## Goal
Write the material out again in full, exactly.

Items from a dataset

- - - - -

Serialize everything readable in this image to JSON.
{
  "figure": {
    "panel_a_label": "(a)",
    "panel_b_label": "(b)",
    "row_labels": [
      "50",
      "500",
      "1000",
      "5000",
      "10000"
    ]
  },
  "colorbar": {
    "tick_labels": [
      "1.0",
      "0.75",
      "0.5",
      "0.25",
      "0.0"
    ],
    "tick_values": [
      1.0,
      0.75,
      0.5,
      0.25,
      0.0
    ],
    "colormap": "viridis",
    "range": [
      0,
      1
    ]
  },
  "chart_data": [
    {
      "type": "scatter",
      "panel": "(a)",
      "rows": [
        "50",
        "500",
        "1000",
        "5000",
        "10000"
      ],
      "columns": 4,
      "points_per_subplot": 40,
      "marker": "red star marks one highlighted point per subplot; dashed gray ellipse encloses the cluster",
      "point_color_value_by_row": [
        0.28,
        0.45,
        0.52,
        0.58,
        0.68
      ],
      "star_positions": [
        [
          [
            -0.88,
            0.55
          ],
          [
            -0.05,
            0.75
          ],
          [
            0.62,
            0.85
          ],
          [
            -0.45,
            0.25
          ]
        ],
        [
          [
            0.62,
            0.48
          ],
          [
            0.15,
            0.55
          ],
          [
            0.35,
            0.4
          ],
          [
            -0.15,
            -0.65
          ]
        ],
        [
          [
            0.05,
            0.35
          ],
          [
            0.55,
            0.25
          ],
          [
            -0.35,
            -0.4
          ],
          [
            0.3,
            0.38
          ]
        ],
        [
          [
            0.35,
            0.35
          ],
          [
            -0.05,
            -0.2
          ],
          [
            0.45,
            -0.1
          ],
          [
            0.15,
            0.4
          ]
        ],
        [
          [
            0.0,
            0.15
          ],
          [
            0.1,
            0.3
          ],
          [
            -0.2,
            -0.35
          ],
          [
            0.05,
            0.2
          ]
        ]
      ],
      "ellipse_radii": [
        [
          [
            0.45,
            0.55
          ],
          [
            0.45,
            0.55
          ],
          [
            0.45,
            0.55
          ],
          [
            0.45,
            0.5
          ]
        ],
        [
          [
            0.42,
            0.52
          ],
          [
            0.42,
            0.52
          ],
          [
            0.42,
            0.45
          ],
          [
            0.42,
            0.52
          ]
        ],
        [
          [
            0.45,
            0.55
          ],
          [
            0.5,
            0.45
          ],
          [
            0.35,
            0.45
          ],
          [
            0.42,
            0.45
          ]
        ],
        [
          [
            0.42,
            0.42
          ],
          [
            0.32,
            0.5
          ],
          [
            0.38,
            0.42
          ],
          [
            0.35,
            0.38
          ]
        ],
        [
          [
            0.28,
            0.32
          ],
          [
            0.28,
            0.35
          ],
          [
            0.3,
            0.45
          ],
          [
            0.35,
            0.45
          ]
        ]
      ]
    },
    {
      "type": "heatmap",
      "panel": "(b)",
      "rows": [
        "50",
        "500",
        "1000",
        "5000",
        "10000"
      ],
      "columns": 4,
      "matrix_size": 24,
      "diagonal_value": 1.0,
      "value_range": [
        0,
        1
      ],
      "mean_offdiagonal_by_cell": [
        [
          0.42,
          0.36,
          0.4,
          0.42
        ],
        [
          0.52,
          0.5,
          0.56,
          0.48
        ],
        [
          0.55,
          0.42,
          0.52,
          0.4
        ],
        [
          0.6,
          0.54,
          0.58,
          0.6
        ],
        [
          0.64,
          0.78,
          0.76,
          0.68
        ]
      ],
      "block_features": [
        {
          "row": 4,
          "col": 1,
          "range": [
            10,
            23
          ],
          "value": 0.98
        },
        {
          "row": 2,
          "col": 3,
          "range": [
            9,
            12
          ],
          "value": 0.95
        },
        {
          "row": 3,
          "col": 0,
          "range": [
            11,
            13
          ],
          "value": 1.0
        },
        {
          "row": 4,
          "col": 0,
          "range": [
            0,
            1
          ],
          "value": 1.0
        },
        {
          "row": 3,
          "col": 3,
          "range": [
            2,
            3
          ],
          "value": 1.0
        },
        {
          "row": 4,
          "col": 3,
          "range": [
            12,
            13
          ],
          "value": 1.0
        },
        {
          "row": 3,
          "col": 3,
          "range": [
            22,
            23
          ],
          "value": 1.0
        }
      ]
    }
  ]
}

- - - - -

## Solution for this task
Serialize everything readable in this image to JSON.
{
  "figure": {
    "panel_a_label": "(a)",
    "panel_b_label": "(b)",
    "row_labels": [
      "50",
      "500",
      "1000",
      "5000",
      "10000"
    ]
  },
  "colorbar": {
    "tick_labels": [
      "1.0",
      "0.75",
      "0.5",
      "0.25",
      "0.0"
    ],
    "tick_values": [
      1.0,
      0.75,
      0.5,
      0.25,
      0.0
    ],
    "colormap": "viridis",
    "range": [
      0,
      1
    ]
  },
  "chart_data": [
    {
      "type": "scatter",
      "panel": "(a)",
      "rows": [
        "50",
        "500",
        "1000",
        "5000",
        "10000"
      ],
      "columns": 4,
      "points_per_subplot": 40,
      "marker": "red star marks one highlighted point per subplot; dashed gray ellipse encloses the cluster",
      "point_color_value_by_row": [
        0.28,
        0.45,
        0.52,
        0.58,
        0.68
      ],
      "star_positions": [
        [
          [
            -0.88,
            0.55
          ],
          [
            -0.05,
            0.75
          ],
          [
            0.62,
            0.85
          ],
          [
            -0.45,
            0.25
          ]
        ],
        [
          [
            0.62,
            0.48
          ],
          [
            0.15,
            0.55
          ],
          [
            0.35,
            0.4
          ],
          [
            -0.15,
            -0.65
          ]
        ],
        [
          [
            0.05,
            0.35
          ],
          [
            0.55,
            0.25
          ],
          [
            -0.35,
            -0.4
          ],
          [
            0.3,
            0.38
          ]
        ],
        [
          [
            0.35,
            0.35
          ],
          [
            -0.05,
            -0.2
          ],
          [
            0.45,
            -0.1
          ],
          [
            0.15,
            0.4
          ]
        ],
        [
          [
            0.0,
            0.15
          ],
          [
            0.1,
            0.3
          ],
          [
            -0.2,
            -0.35
          ],
          [
            0.05,
            0.2
          ]
        ]
      ],
      "ellipse_radii": [
        [
          [
            0.45,
            0.55
          ],
          [
            0.45,
            0.55
          ],
          [
            0.45,
            0.55
          ],
          [
            0.45,
            0.5
          ]
        ],
        [
          [
            0.42,
            0.52
          ],
          [
            0.42,
            0.52
          ],
          [
            0.42,
            0.45
          ],
          [
            0.42,
            0.52
          ]
        ],
        [
          [
            0.45,
            0.55
          ],
          [
            0.5,
            0.45
          ],
          [
            0.35,
            0.45
          ],
          [
            0.42,
            0.45
          ]
        ],
        [
          [
            0.42,
            0.42
          ],
          [
            0.32,
            0.5
          ],
          [
            0.38,
            0.42
          ],
          [
            0.35,
            0.38
          ]
        ],
        [
          [
            0.28,
            0.32
          ],
          [
            0.28,
            0.35
          ],
          [
            0.3,
            0.45
          ],
          [
            0.35,
            0.45
          ]
        ]
      ]
    },
    {
      "type": "heatmap",
      "panel": "(b)",
      "rows": [
        "50",
        "500",
        "1000",
        "5000",
        "10000"
      ],
      "columns": 4,
      "matrix_size": 24,
      "diagonal_value": 1.0,
      "value_range": [
        0,
        1
      ],
      "mean_offdiagonal_by_cell": [
        [
          0.42,
          0.36,
          0.4,
          0.42
        ],
        [
          0.52,
          0.5,
          0.56,
          0.48
        ],
        [
          0.55,
          0.42,
          0.52,
          0.4
        ],
        [
          0.6,
          0.54,
          0.58,
          0.6
        ],
        [
          0.64,
          0.78,
          0.76,
          0.68
        ]
      ],
      "block_features": [
        {
          "row": 4,
          "col": 1,
          "range": [
            10,
            23
          ],
          "value": 0.98
        },
        {
          "row": 2,
          "col": 3,
          "range": [
            9,
            12
          ],
          "value": 0.95
        },
        {
          "row": 3,
          "col": 0,
          "range": [
            11,
            13
          ],
          "value": 1.0
        },
        {
          "row": 4,
          "col": 0,
          "range": [
            0,
            1
          ],
          "value": 1.0
        },
        {
          "row": 3,
          "col": 3,
          "range": [
            2,
            3
          ],
          "value": 1.0
        },
        {
          "row": 4,
          "col": 3,
          "range": [
            12,
            13
          ],
          "value": 1.0
        },
        {
          "row": 3,
          "col": 3,
          "range": [
            22,
            23
          ],
          "value": 1.0
        }
      ]
    }
  ]
}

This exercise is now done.